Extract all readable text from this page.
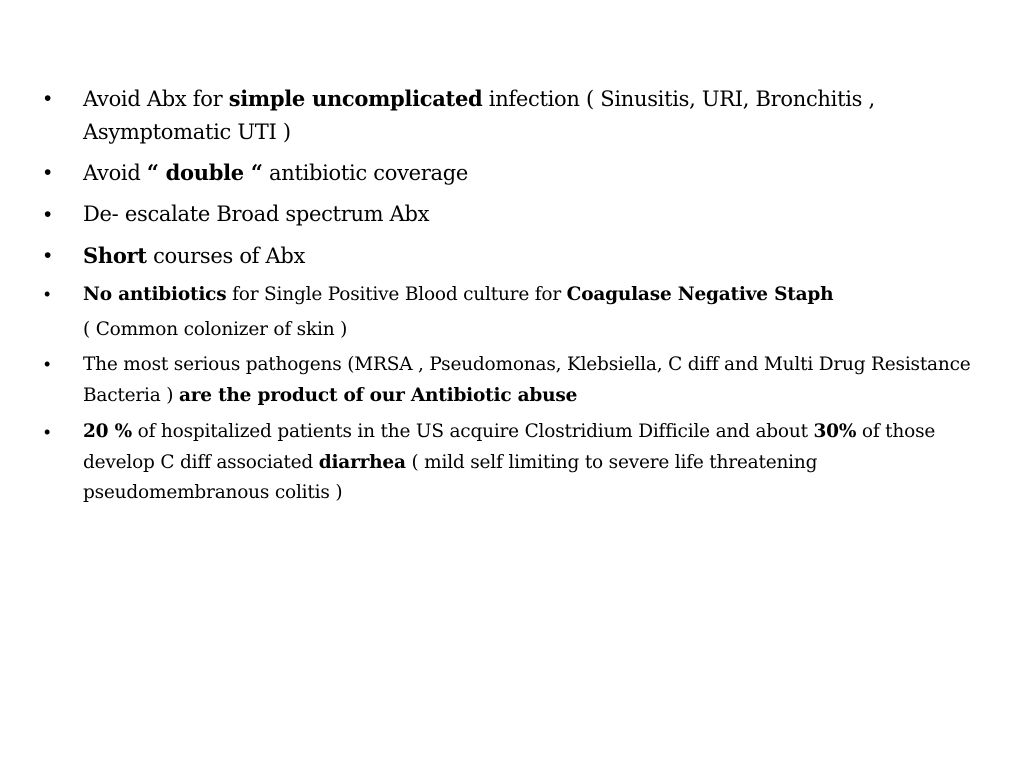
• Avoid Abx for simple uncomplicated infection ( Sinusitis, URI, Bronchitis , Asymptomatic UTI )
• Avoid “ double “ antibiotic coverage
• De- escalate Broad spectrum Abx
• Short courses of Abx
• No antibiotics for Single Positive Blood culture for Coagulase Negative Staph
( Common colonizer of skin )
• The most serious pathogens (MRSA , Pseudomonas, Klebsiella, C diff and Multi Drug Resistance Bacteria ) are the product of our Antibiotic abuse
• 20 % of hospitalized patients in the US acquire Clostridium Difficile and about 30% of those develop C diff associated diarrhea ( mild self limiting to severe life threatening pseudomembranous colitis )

Exercise directions:
Down to the last line, print the material exactly, but not its pictures.

Result:
Extract all readable text from this page.
• Avoid Abx for simple uncomplicated infection ( Sinusitis, URI, Bronchitis , Asymptomatic UTI )
• Avoid “ double “ antibiotic coverage
• De- escalate Broad spectrum Abx
• Short courses of Abx
• No antibiotics for Single Positive Blood culture for Coagulase Negative Staph
( Common colonizer of skin )
• The most serious pathogens (MRSA , Pseudomonas, Klebsiella, C diff and Multi Drug Resistance Bacteria ) are the product of our Antibiotic abuse
• 20 % of hospitalized patients in the US acquire Clostridium Difficile and about 30% of those develop C diff associated diarrhea ( mild self limiting to severe life threatening pseudomembranous colitis )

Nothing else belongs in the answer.